##### DATASET

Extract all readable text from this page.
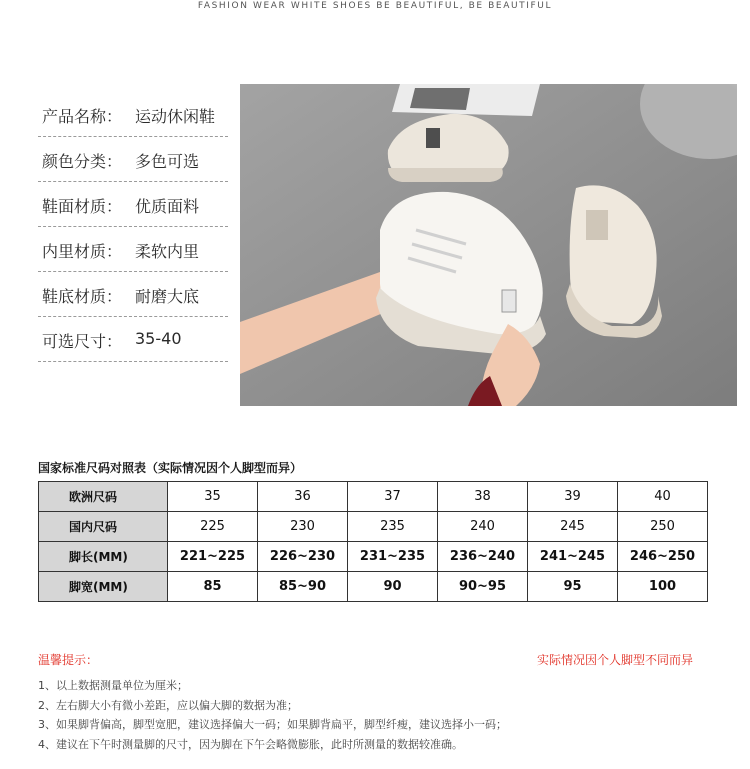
FASHION WEAR WHITE SHOES BE BEAUTIFUL, BE BEAUTIFUL
产品名称： 运动休闲鞋
颜色分类： 多色可选
鞋面材质： 优质面料
内里材质： 柔软内里
鞋底材质： 耐磨大底
可选尺寸： 35-40
国家标准尺码对照表（实际情况因个人脚型而异）
欧洲尺码	35	36	37	38	39	40
国内尺码	225	230	235	240	245	250
脚长(MM)	221~225	226~230	231~235	236~240	241~245	246~250
脚宽(MM)	85	85~90	90	90~95	95	100
温馨提示：	实际情况因个人脚型不同而异
1、以上数据测量单位为厘米；
2、左右脚大小有微小差距，应以偏大脚的数据为准；
3、如果脚背偏高，脚型宽肥，建议选择偏大一码；如果脚背扁平，脚型纤瘦，建议选择小一码；
4、建议在下午时测量脚的尺寸，因为脚在下午会略微膨胀，此时所测量的数据较准确。
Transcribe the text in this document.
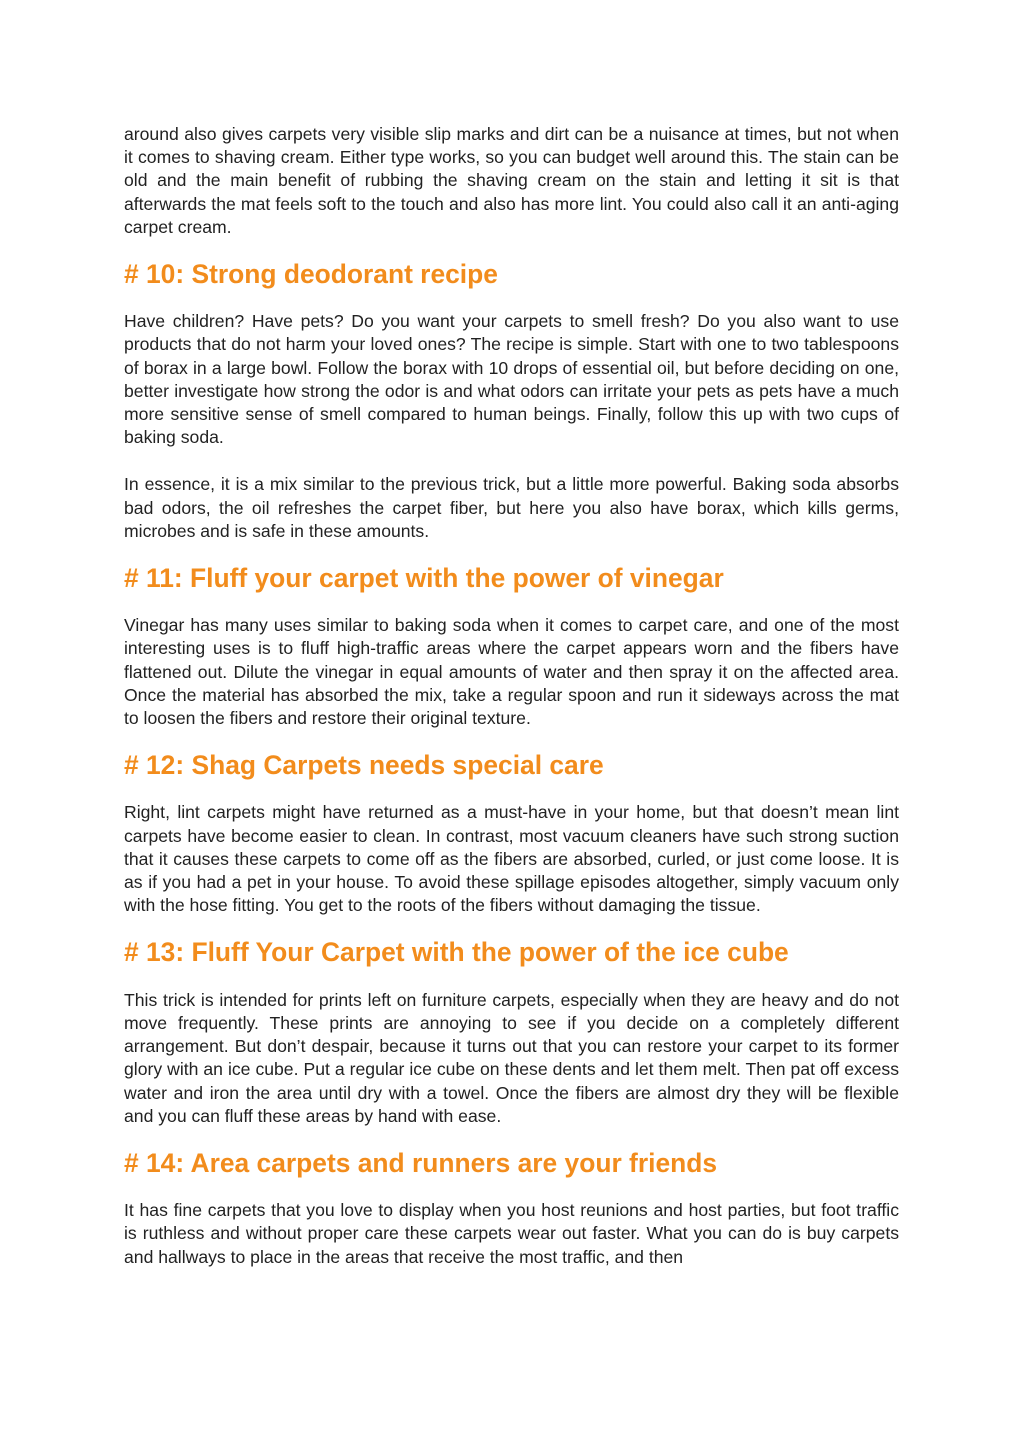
around also gives carpets very visible slip marks and dirt can be a nuisance at times, but not when it comes to shaving cream. Either type works, so you can budget well around this. The stain can be old and the main benefit of rubbing the shaving cream on the stain and letting it sit is that afterwards the mat feels soft to the touch and also has more lint. You could also call it an anti-aging carpet cream.

# 10: Strong deodorant recipe

Have children? Have pets? Do you want your carpets to smell fresh? Do you also want to use products that do not harm your loved ones? The recipe is simple. Start with one to two tablespoons of borax in a large bowl. Follow the borax with 10 drops of essential oil, but before deciding on one, better investigate how strong the odor is and what odors can irritate your pets as pets have a much more sensitive sense of smell compared to human beings. Finally, follow this up with two cups of baking soda.

In essence, it is a mix similar to the previous trick, but a little more powerful. Baking soda absorbs bad odors, the oil refreshes the carpet fiber, but here you also have borax, which kills germs, microbes and is safe in these amounts.

# 11: Fluff your carpet with the power of vinegar

Vinegar has many uses similar to baking soda when it comes to carpet care, and one of the most interesting uses is to fluff high-traffic areas where the carpet appears worn and the fibers have flattened out. Dilute the vinegar in equal amounts of water and then spray it on the affected area. Once the material has absorbed the mix, take a regular spoon and run it sideways across the mat to loosen the fibers and restore their original texture.

# 12: Shag Carpets needs special care

Right, lint carpets might have returned as a must-have in your home, but that doesn’t mean lint carpets have become easier to clean. In contrast, most vacuum cleaners have such strong suction that it causes these carpets to come off as the fibers are absorbed, curled, or just come loose. It is as if you had a pet in your house. To avoid these spillage episodes altogether, simply vacuum only with the hose fitting. You get to the roots of the fibers without damaging the tissue.

# 13: Fluff Your Carpet with the power of the ice cube

This trick is intended for prints left on furniture carpets, especially when they are heavy and do not move frequently. These prints are annoying to see if you decide on a completely different arrangement. But don’t despair, because it turns out that you can restore your carpet to its former glory with an ice cube. Put a regular ice cube on these dents and let them melt. Then pat off excess water and iron the area until dry with a towel. Once the fibers are almost dry they will be flexible and you can fluff these areas by hand with ease.

# 14: Area carpets and runners are your friends

It has fine carpets that you love to display when you host reunions and host parties, but foot traffic is ruthless and without proper care these carpets wear out faster. What you can do is buy carpets and hallways to place in the areas that receive the most traffic, and then
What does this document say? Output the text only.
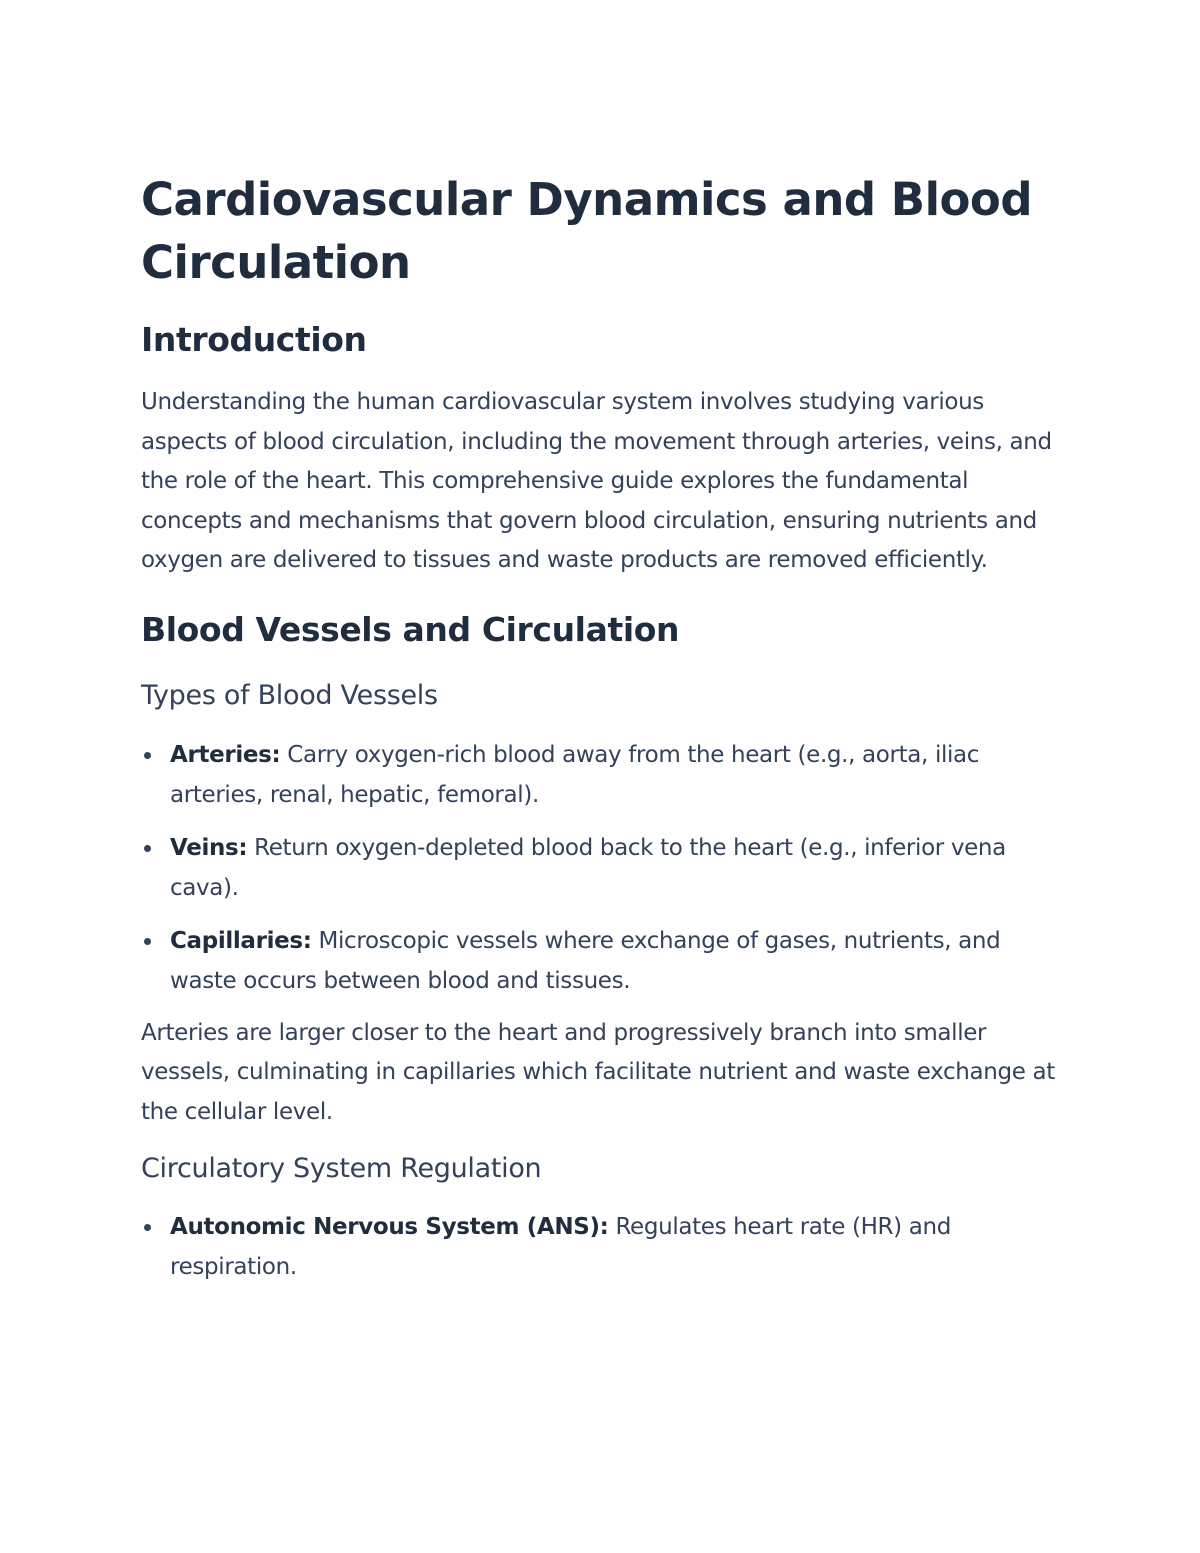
Cardiovascular Dynamics and Blood Circulation
Introduction

Understanding the human cardiovascular system involves studying various aspects of blood circulation, including the movement through arteries, veins, and the role of the heart. This comprehensive guide explores the fundamental concepts and mechanisms that govern blood circulation, ensuring nutrients and oxygen are delivered to tissues and waste products are removed efficiently.

Blood Vessels and Circulation
Types of Blood Vessels
Arteries: Carry oxygen-rich blood away from the heart (e.g., aorta, iliac arteries, renal, hepatic, femoral).
Veins: Return oxygen-depleted blood back to the heart (e.g., inferior vena cava).
Capillaries: Microscopic vessels where exchange of gases, nutrients, and waste occurs between blood and tissues.

Arteries are larger closer to the heart and progressively branch into smaller vessels, culminating in capillaries which facilitate nutrient and waste exchange at the cellular level.

Circulatory System Regulation
Autonomic Nervous System (ANS): Regulates heart rate (HR) and respiration.
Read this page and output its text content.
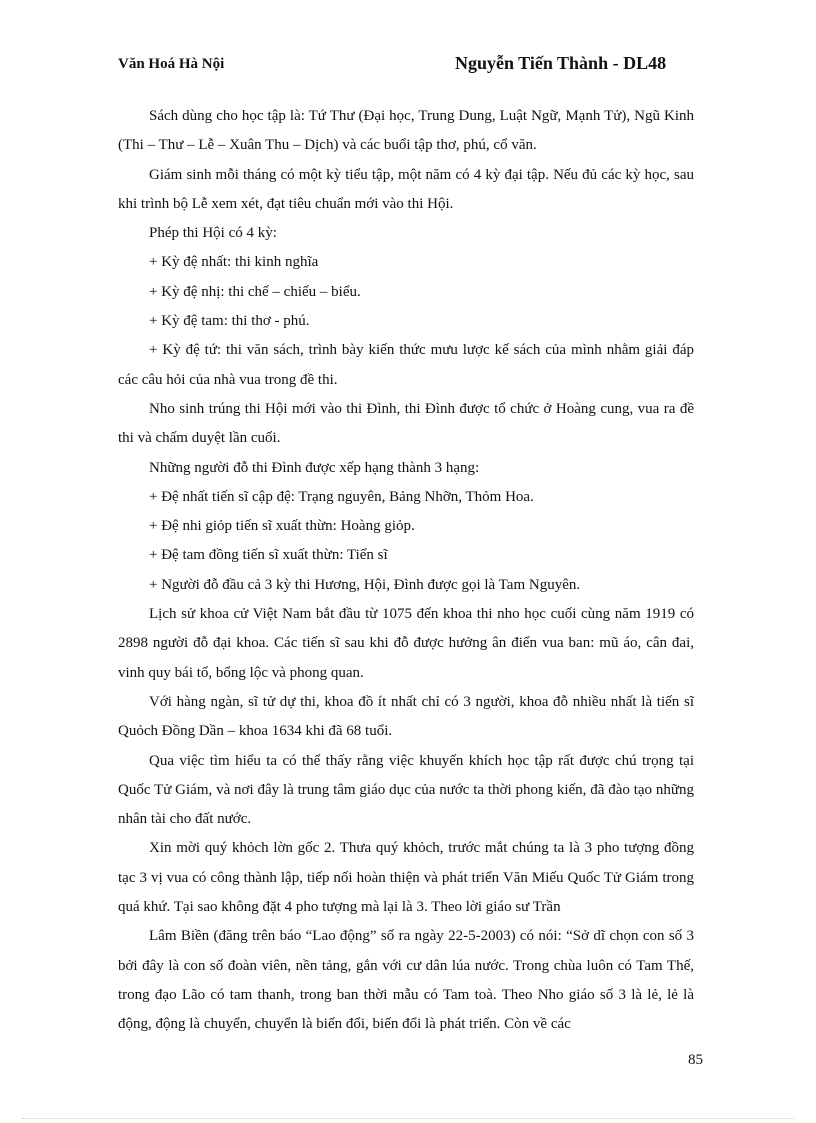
Văn Hoá Hà Nội	Nguyễn Tiến Thành - DL48

Sách dùng cho học tập là: Tứ Thư (Đại học, Trung Dung, Luật Ngữ, Mạnh Tử), Ngũ Kinh (Thi – Thư – Lễ – Xuân Thu – Dịch) và các buổi tập thơ, phú, cổ văn.

Giám sinh mỗi tháng có một kỳ tiểu tập, một năm có 4 kỳ đại tập. Nếu đủ các kỳ học, sau khi trình bộ Lễ xem xét, đạt tiêu chuẩn mới vào thi Hội.

Phép thi Hội có 4 kỳ:

+ Kỳ đệ nhất: thi kinh nghĩa

+ Kỳ đệ nhị: thi chế – chiếu – biểu.

+ Kỳ đệ tam: thi thơ - phú.

+ Kỳ đệ tứ: thi văn sách, trình bày kiến thức mưu lược kế sách của mình nhằm giải đáp các câu hỏi của nhà vua trong đề thi.

Nho sinh trúng thi Hội mới vào thi Đình, thi Đình được tổ chức ở Hoàng cung, vua ra đề thi và chấm duyệt lần cuối.

Những người đỗ thi Đình được xếp hạng thành 3 hạng:

+ Đệ nhất tiến sĩ cập đệ: Trạng nguyên, Bảng Nhỡn, Thỏm Hoa.

+ Đệ nhi giỏp tiến sĩ xuất thừn: Hoàng giỏp.

+ Đệ tam đồng tiến sĩ xuất thừn: Tiến sĩ

+ Người đỗ đầu cả 3 kỳ thi Hương, Hội, Đình được gọi là Tam Nguyên.

Lịch sử khoa cử Việt Nam bắt đầu từ 1075 đến khoa thi nho học cuối cùng năm 1919 có 2898 người đỗ đại khoa. Các tiến sĩ sau khi đỗ được hưởng ân điển vua ban: mũ áo, cân đai, vinh quy bái tổ, bổng lộc và phong quan.

Với hàng ngàn, sĩ tử dự thi, khoa đồ ít nhất chỉ có 3 người, khoa đỗ nhiều nhất là tiến sĩ Quỏch Đồng Dần – khoa 1634 khi đã 68 tuổi.

Qua việc tìm hiểu ta có thể thấy rằng việc khuyến khích học tập rất được chú trọng tại Quốc Tử Giám, và nơi đây là trung tâm giáo dục của nước ta thời phong kiến, đã đào tạo những nhân tài cho đất nước.

Xin mời quý khỏch lờn gốc 2. Thưa quý khỏch, trước mắt chúng ta là 3 pho tượng đồng tạc 3 vị vua có công thành lập, tiếp nối hoàn thiện và phát triển Văn Miếu Quốc Tử Giám trong quá khứ. Tại sao không đặt 4 pho tượng mà lại là 3. Theo lời giáo sư Trần

Lâm Biền (đăng trên báo “Lao động” số ra ngày 22-5-2003) có nói: “Sở dĩ chọn con số 3 bởi đây là con số đoàn viên, nền tảng, gắn với cư dân lúa nước. Trong chùa luôn có Tam Thế, trong đạo Lão có tam thanh, trong ban thời mẫu có Tam toà. Theo Nho giáo số 3 là lẻ, lẻ là động, động là chuyển, chuyển là biến đổi, biến đổi là phát triển. Còn về các

85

##########

EXERCISE DIRECTIONS>
Write out all the records again, exactly, minus any pictures.

SOLUTION>
Extract all readable text from this page.
FASHION WEAR WHITE SHOES BE BEAUTIFUL, BE BEAUTIFUL
产品名称： 运动休闲鞋
颜色分类： 多色可选
鞋面材质： 优质面料
内里材质： 柔软内里
鞋底材质： 耐磨大底
可选尺寸： 35-40
国家标准尺码对照表（实际情况因个人脚型而异）
欧洲尺码	35	36	37	38	39	40
国内尺码	225	230	235	240	245	250
脚长(MM)	221~225	226~230	231~235	236~240	241~245	246~250
脚宽(MM)	85	85~90	90	90~95	95	100
温馨提示：	实际情况因个人脚型不同而异
1、以上数据测量单位为厘米；
2、左右脚大小有微小差距，应以偏大脚的数据为准；
3、如果脚背偏高，脚型宽肥，建议选择偏大一码；如果脚背扁平，脚型纤瘦，建议选择小一码；
4、建议在下午时测量脚的尺寸，因为脚在下午会略微膨胀，此时所测量的数据较准确。
Transcribe the text in this document.
around also gives carpets very visible slip marks and dirt can be a nuisance at times, but not when it comes to shaving cream. Either type works, so you can budget well around this. The stain can be old and the main benefit of rubbing the shaving cream on the stain and letting it sit is that afterwards the mat feels soft to the touch and also has more lint. You could also call it an anti-aging carpet cream.

# 10: Strong deodorant recipe

Have children? Have pets? Do you want your carpets to smell fresh? Do you also want to use products that do not harm your loved ones? The recipe is simple. Start with one to two tablespoons of borax in a large bowl. Follow the borax with 10 drops of essential oil, but before deciding on one, better investigate how strong the odor is and what odors can irritate your pets as pets have a much more sensitive sense of smell compared to human beings. Finally, follow this up with two cups of baking soda.

In essence, it is a mix similar to the previous trick, but a little more powerful. Baking soda absorbs bad odors, the oil refreshes the carpet fiber, but here you also have borax, which kills germs, microbes and is safe in these amounts.

# 11: Fluff your carpet with the power of vinegar

Vinegar has many uses similar to baking soda when it comes to carpet care, and one of the most interesting uses is to fluff high-traffic areas where the carpet appears worn and the fibers have flattened out. Dilute the vinegar in equal amounts of water and then spray it on the affected area. Once the material has absorbed the mix, take a regular spoon and run it sideways across the mat to loosen the fibers and restore their original texture.

# 12: Shag Carpets needs special care

Right, lint carpets might have returned as a must-have in your home, but that doesn’t mean lint carpets have become easier to clean. In contrast, most vacuum cleaners have such strong suction that it causes these carpets to come off as the fibers are absorbed, curled, or just come loose. It is as if you had a pet in your house. To avoid these spillage episodes altogether, simply vacuum only with the hose fitting. You get to the roots of the fibers without damaging the tissue.

# 13: Fluff Your Carpet with the power of the ice cube

This trick is intended for prints left on furniture carpets, especially when they are heavy and do not move frequently. These prints are annoying to see if you decide on a completely different arrangement. But don’t despair, because it turns out that you can restore your carpet to its former glory with an ice cube. Put a regular ice cube on these dents and let them melt. Then pat off excess water and iron the area until dry with a towel. Once the fibers are almost dry they will be flexible and you can fluff these areas by hand with ease.

# 14: Area carpets and runners are your friends

It has fine carpets that you love to display when you host reunions and host parties, but foot traffic is ruthless and without proper care these carpets wear out faster. What you can do is buy carpets and hallways to place in the areas that receive the most traffic, and then
What does this document say? Output the text only.
Cardiovascular Dynamics and Blood Circulation
Introduction

Understanding the human cardiovascular system involves studying various aspects of blood circulation, including the movement through arteries, veins, and the role of the heart. This comprehensive guide explores the fundamental concepts and mechanisms that govern blood circulation, ensuring nutrients and oxygen are delivered to tissues and waste products are removed efficiently.

Blood Vessels and Circulation
Types of Blood Vessels
Arteries: Carry oxygen-rich blood away from the heart (e.g., aorta, iliac arteries, renal, hepatic, femoral).
Veins: Return oxygen-depleted blood back to the heart (e.g., inferior vena cava).
Capillaries: Microscopic vessels where exchange of gases, nutrients, and waste occurs between blood and tissues.

Arteries are larger closer to the heart and progressively branch into smaller vessels, culminating in capillaries which facilitate nutrient and waste exchange at the cellular level.

Circulatory System Regulation
Autonomic Nervous System (ANS): Regulates heart rate (HR) and respiration.
Read this page and output its text content.
Văn Hoá Hà Nội	Nguyễn Tiến Thành - DL48

Sách dùng cho học tập là: Tứ Thư (Đại học, Trung Dung, Luật Ngữ, Mạnh Tử), Ngũ Kinh (Thi – Thư – Lễ – Xuân Thu – Dịch) và các buổi tập thơ, phú, cổ văn.

Giám sinh mỗi tháng có một kỳ tiểu tập, một năm có 4 kỳ đại tập. Nếu đủ các kỳ học, sau khi trình bộ Lễ xem xét, đạt tiêu chuẩn mới vào thi Hội.

Phép thi Hội có 4 kỳ:

+ Kỳ đệ nhất: thi kinh nghĩa

+ Kỳ đệ nhị: thi chế – chiếu – biểu.

+ Kỳ đệ tam: thi thơ - phú.

+ Kỳ đệ tứ: thi văn sách, trình bày kiến thức mưu lược kế sách của mình nhằm giải đáp các câu hỏi của nhà vua trong đề thi.

Nho sinh trúng thi Hội mới vào thi Đình, thi Đình được tổ chức ở Hoàng cung, vua ra đề thi và chấm duyệt lần cuối.

Những người đỗ thi Đình được xếp hạng thành 3 hạng:

+ Đệ nhất tiến sĩ cập đệ: Trạng nguyên, Bảng Nhỡn, Thỏm Hoa.

+ Đệ nhi giỏp tiến sĩ xuất thừn: Hoàng giỏp.

+ Đệ tam đồng tiến sĩ xuất thừn: Tiến sĩ

+ Người đỗ đầu cả 3 kỳ thi Hương, Hội, Đình được gọi là Tam Nguyên.

Lịch sử khoa cử Việt Nam bắt đầu từ 1075 đến khoa thi nho học cuối cùng năm 1919 có 2898 người đỗ đại khoa. Các tiến sĩ sau khi đỗ được hưởng ân điển vua ban: mũ áo, cân đai, vinh quy bái tổ, bổng lộc và phong quan.

Với hàng ngàn, sĩ tử dự thi, khoa đồ ít nhất chỉ có 3 người, khoa đỗ nhiều nhất là tiến sĩ Quỏch Đồng Dần – khoa 1634 khi đã 68 tuổi.

Qua việc tìm hiểu ta có thể thấy rằng việc khuyến khích học tập rất được chú trọng tại Quốc Tử Giám, và nơi đây là trung tâm giáo dục của nước ta thời phong kiến, đã đào tạo những nhân tài cho đất nước.

Xin mời quý khỏch lờn gốc 2. Thưa quý khỏch, trước mắt chúng ta là 3 pho tượng đồng tạc 3 vị vua có công thành lập, tiếp nối hoàn thiện và phát triển Văn Miếu Quốc Tử Giám trong quá khứ. Tại sao không đặt 4 pho tượng mà lại là 3. Theo lời giáo sư Trần

Lâm Biền (đăng trên báo “Lao động” số ra ngày 22-5-2003) có nói: “Sở dĩ chọn con số 3 bởi đây là con số đoàn viên, nền tảng, gắn với cư dân lúa nước. Trong chùa luôn có Tam Thế, trong đạo Lão có tam thanh, trong ban thời mẫu có Tam toà. Theo Nho giáo số 3 là lẻ, lẻ là động, động là chuyển, chuyển là biến đổi, biến đổi là phát triển. Còn về các

85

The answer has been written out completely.